Record list>

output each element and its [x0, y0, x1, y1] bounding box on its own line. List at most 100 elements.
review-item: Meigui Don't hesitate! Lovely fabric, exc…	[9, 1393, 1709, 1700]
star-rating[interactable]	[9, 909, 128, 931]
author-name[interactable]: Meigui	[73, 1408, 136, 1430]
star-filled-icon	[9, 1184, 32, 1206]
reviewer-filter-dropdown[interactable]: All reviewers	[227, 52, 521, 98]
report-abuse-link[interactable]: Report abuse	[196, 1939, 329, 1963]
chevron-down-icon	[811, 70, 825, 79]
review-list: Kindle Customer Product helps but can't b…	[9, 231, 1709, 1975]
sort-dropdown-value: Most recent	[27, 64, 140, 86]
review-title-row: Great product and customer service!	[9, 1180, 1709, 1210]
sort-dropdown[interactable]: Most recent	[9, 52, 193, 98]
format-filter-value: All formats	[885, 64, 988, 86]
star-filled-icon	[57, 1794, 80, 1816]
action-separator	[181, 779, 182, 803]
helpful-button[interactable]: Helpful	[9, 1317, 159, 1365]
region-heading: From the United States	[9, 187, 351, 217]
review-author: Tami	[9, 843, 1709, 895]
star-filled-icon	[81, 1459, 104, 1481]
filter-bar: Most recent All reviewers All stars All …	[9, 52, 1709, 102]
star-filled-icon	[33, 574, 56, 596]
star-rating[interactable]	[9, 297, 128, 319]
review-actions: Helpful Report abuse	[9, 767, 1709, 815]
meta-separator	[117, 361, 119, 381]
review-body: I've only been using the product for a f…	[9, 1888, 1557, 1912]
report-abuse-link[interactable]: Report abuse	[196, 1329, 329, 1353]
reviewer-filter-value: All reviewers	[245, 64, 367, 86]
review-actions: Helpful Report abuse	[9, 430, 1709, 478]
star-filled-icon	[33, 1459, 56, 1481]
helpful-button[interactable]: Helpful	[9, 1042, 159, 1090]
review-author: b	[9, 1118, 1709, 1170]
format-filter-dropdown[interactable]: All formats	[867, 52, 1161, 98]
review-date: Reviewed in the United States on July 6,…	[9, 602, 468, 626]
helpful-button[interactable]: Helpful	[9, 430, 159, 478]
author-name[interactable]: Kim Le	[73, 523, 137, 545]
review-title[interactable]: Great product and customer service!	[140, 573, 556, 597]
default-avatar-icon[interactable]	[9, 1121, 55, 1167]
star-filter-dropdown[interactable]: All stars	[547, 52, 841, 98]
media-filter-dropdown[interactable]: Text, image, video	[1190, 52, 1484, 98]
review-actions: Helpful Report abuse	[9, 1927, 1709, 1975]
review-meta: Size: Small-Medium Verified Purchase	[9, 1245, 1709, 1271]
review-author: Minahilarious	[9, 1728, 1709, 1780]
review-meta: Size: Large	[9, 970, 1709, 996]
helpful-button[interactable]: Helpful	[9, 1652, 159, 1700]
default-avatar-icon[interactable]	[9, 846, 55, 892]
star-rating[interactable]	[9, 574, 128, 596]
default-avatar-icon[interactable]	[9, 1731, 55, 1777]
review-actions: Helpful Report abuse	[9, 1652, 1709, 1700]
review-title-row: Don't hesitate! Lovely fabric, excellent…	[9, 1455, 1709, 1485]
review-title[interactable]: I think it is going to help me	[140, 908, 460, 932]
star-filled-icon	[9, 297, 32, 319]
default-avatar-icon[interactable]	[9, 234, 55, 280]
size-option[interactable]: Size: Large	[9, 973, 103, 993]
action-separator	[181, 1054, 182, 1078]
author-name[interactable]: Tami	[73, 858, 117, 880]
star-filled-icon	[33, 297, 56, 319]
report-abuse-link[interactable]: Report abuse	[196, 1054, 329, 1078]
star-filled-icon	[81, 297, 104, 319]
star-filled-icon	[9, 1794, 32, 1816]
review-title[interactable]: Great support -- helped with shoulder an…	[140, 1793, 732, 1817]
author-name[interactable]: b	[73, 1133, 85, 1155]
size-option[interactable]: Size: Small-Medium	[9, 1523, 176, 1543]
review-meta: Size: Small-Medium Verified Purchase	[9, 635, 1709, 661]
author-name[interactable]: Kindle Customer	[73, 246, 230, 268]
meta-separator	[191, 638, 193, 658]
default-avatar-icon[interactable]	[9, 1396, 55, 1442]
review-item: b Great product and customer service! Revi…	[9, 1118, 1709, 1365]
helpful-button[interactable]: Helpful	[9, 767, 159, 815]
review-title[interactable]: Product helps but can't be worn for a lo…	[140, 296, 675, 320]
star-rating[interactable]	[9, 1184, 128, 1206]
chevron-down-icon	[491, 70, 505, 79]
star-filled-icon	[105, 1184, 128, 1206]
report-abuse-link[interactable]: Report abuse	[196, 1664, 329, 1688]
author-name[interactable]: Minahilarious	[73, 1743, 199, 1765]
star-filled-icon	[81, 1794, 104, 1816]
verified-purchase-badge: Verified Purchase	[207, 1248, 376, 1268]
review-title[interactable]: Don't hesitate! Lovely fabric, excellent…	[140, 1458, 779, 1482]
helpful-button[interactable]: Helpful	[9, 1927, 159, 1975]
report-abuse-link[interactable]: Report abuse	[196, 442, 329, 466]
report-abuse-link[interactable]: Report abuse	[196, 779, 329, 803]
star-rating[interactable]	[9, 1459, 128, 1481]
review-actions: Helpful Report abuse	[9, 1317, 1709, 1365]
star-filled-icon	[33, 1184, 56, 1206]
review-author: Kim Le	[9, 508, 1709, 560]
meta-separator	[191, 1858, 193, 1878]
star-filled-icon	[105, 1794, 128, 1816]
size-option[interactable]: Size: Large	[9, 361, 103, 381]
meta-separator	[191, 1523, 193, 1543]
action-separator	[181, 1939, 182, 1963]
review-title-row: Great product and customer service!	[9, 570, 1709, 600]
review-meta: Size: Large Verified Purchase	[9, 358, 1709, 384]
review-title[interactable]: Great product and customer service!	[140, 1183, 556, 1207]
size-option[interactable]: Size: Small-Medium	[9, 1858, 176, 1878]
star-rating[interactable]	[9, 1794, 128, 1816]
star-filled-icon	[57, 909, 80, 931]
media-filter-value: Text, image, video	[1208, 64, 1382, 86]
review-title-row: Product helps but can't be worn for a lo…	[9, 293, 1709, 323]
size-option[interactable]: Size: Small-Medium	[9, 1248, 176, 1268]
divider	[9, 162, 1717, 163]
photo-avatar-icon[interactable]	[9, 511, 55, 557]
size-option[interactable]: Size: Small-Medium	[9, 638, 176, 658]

Written problem>
Give every row above as a JSON list of strings, one string per line, with blank lines left out.

The result>
[
  "output each element and its [x0, y0, x1, y1] bounding box on its own line. List at most 100 elements.",
  "review-item: Meigui Don't hesitate! Lovely fabric, exc…\t[9, 1393, 1709, 1700]",
  "star-rating[interactable]\t[9, 909, 128, 931]",
  "author-name[interactable]: Meigui\t[73, 1408, 136, 1430]",
  "star-filled-icon\t[9, 1184, 32, 1206]",
  "reviewer-filter-dropdown[interactable]: All reviewers\t[227, 52, 521, 98]",
  "report-abuse-link[interactable]: Report abuse\t[196, 1939, 329, 1963]",
  "chevron-down-icon\t[811, 70, 825, 79]",
  "review-list: Kindle Customer Product helps but can't b…\t[9, 231, 1709, 1975]",
  "sort-dropdown-value: Most recent\t[27, 64, 140, 86]",
  "review-title-row: Great product and customer service!\t[9, 1180, 1709, 1210]",
  "sort-dropdown[interactable]: Most recent\t[9, 52, 193, 98]",
  "format-filter-value: All formats\t[885, 64, 988, 86]",
  "star-filled-icon\t[57, 1794, 80, 1816]",
  "action-separator\t[181, 779, 182, 803]",
  "helpful-button[interactable]: Helpful\t[9, 1317, 159, 1365]",
  "region-heading: From the United States\t[9, 187, 351, 217]",
  "review-author: Tami\t[9, 843, 1709, 895]",
  "star-filled-icon\t[81, 1459, 104, 1481]",
  "filter-bar: Most recent All reviewers All stars All …\t[9, 52, 1709, 102]",
  "star-filled-icon\t[33, 574, 56, 596]",
  "star-rating[interactable]\t[9, 297, 128, 319]",
  "review-actions: Helpful Report abuse\t[9, 767, 1709, 815]",
  "meta-separator\t[117, 361, 119, 381]",
  "review-body: I've only been using the product for a f…\t[9, 1888, 1557, 1912]",
  "report-abuse-link[interactable]: Report abuse\t[196, 1329, 329, 1353]",
  "reviewer-filter-value: All reviewers\t[245, 64, 367, 86]",
  "review-actions: Helpful Report abuse\t[9, 430, 1709, 478]",
  "star-filled-icon\t[33, 1459, 56, 1481]",
  "helpful-button[interactable]: Helpful\t[9, 1042, 159, 1090]",
  "review-author: b\t[9, 1118, 1709, 1170]",
  "format-filter-dropdown[interactable]: All formats\t[867, 52, 1161, 98]",
  "review-date: Reviewed in the United States on July 6,…\t[9, 602, 468, 626]",
  "helpful-button[interactable]: Helpful\t[9, 430, 159, 478]",
  "author-name[interactable]: Kim Le\t[73, 523, 137, 545]",
  "review-title[interactable]: Great product and customer service!\t[140, 573, 556, 597]",
  "default-avatar-icon[interactable]\t[9, 1121, 55, 1167]",
  "star-filter-dropdown[interactable]: All stars\t[547, 52, 841, 98]",
  "media-filter-dropdown[interactable]: Text, image, video\t[1190, 52, 1484, 98]",
  "review-actions: Helpful Report abuse\t[9, 1927, 1709, 1975]",
  "review-meta: Size: Small-Medium Verified Purchase\t[9, 1245, 1709, 1271]",
  "review-author: Minahilarious\t[9, 1728, 1709, 1780]",
  "review-meta: Size: Large\t[9, 970, 1709, 996]",
  "helpful-button[interactable]: Helpful\t[9, 1652, 159, 1700]",
  "default-avatar-icon[interactable]\t[9, 846, 55, 892]",
  "star-rating[interactable]\t[9, 574, 128, 596]",
  "default-avatar-icon[interactable]\t[9, 1731, 55, 1777]",
  "review-actions: Helpful Report abuse\t[9, 1652, 1709, 1700]",
  "review-title-row: Don't hesitate! Lovely fabric, excellent…\t[9, 1455, 1709, 1485]",
  "review-title[interactable]: I think it is going to help me\t[140, 908, 460, 932]",
  "star-filled-icon\t[9, 297, 32, 319]",
  "default-avatar-icon[interactable]\t[9, 234, 55, 280]",
  "size-option[interactable]: Size: Large\t[9, 973, 103, 993]",
  "action-separator\t[181, 1054, 182, 1078]",
  "author-name[interactable]: Tami\t[73, 858, 117, 880]",
  "star-filled-icon\t[33, 297, 56, 319]",
  "report-abuse-link[interactable]: Report abuse\t[196, 1054, 329, 1078]",
  "star-filled-icon\t[81, 297, 104, 319]",
  "star-filled-icon\t[9, 1794, 32, 1816]",
  "review-title[interactable]: Great support -- helped with shoulder an…\t[140, 1793, 732, 1817]",
  "author-name[interactable]: b\t[73, 1133, 85, 1155]",
  "size-option[interactable]: Size: Small-Medium\t[9, 1523, 176, 1543]",
  "review-meta: Size: Small-Medium Verified Purchase\t[9, 635, 1709, 661]",
  "author-name[interactable]: Kindle Customer\t[73, 246, 230, 268]",
  "meta-separator\t[191, 638, 193, 658]",
  "default-avatar-icon[interactable]\t[9, 1396, 55, 1442]",
  "review-item: b Great product and customer service! Revi…\t[9, 1118, 1709, 1365]",
  "helpful-button[interactable]: Helpful\t[9, 767, 159, 815]",
  "review-title[interactable]: Product helps but can't be worn for a lo…\t[140, 296, 675, 320]",
  "star-rating[interactable]\t[9, 1184, 128, 1206]",
  "chevron-down-icon\t[491, 70, 505, 79]",
  "star-filled-icon\t[105, 1184, 128, 1206]",
  "report-abuse-link[interactable]: Report abuse\t[196, 1664, 329, 1688]",
  "author-name[interactable]: Minahilarious\t[73, 1743, 199, 1765]",
  "star-filled-icon\t[81, 1794, 104, 1816]",
  "verified-purchase-badge: Verified Purchase\t[207, 1248, 376, 1268]",
  "review-title[interactable]: Don't hesitate! Lovely fabric, excellent…\t[140, 1458, 779, 1482]",
  "helpful-button[interactable]: Helpful\t[9, 1927, 159, 1975]",
  "report-abuse-link[interactable]: Report abuse\t[196, 442, 329, 466]",
  "report-abuse-link[interactable]: Report abuse\t[196, 779, 329, 803]",
  "star-rating[interactable]\t[9, 1459, 128, 1481]",
  "review-actions: Helpful Report abuse\t[9, 1317, 1709, 1365]",
  "star-filled-icon\t[33, 1184, 56, 1206]",
  "review-author: Kim Le\t[9, 508, 1709, 560]",
  "meta-separator\t[191, 1858, 193, 1878]",
  "star-filled-icon\t[105, 1794, 128, 1816]",
  "size-option[interactable]: Size: Large\t[9, 361, 103, 381]",
  "meta-separator\t[191, 1523, 193, 1543]",
  "action-separator\t[181, 1939, 182, 1963]",
  "review-title-row: Great product and customer service!\t[9, 570, 1709, 600]",
  "review-meta: Size: Large Verified Purchase\t[9, 358, 1709, 384]",
  "review-title[interactable]: Great product and customer service!\t[140, 1183, 556, 1207]",
  "size-option[interactable]: Size: Small-Medium\t[9, 1858, 176, 1878]",
  "star-rating[interactable]\t[9, 1794, 128, 1816]",
  "star-filled-icon\t[57, 909, 80, 931]",
  "media-filter-value: Text, image, video\t[1208, 64, 1382, 86]",
  "review-title-row: Product helps but can't be worn for a lo…\t[9, 293, 1709, 323]",
  "size-option[interactable]: Size: Small-Medium\t[9, 1248, 176, 1268]",
  "divider\t[9, 162, 1717, 163]",
  "photo-avatar-icon[interactable]\t[9, 511, 55, 557]",
  "size-option[interactable]: Size: Small-Medium\t[9, 638, 176, 658]"
]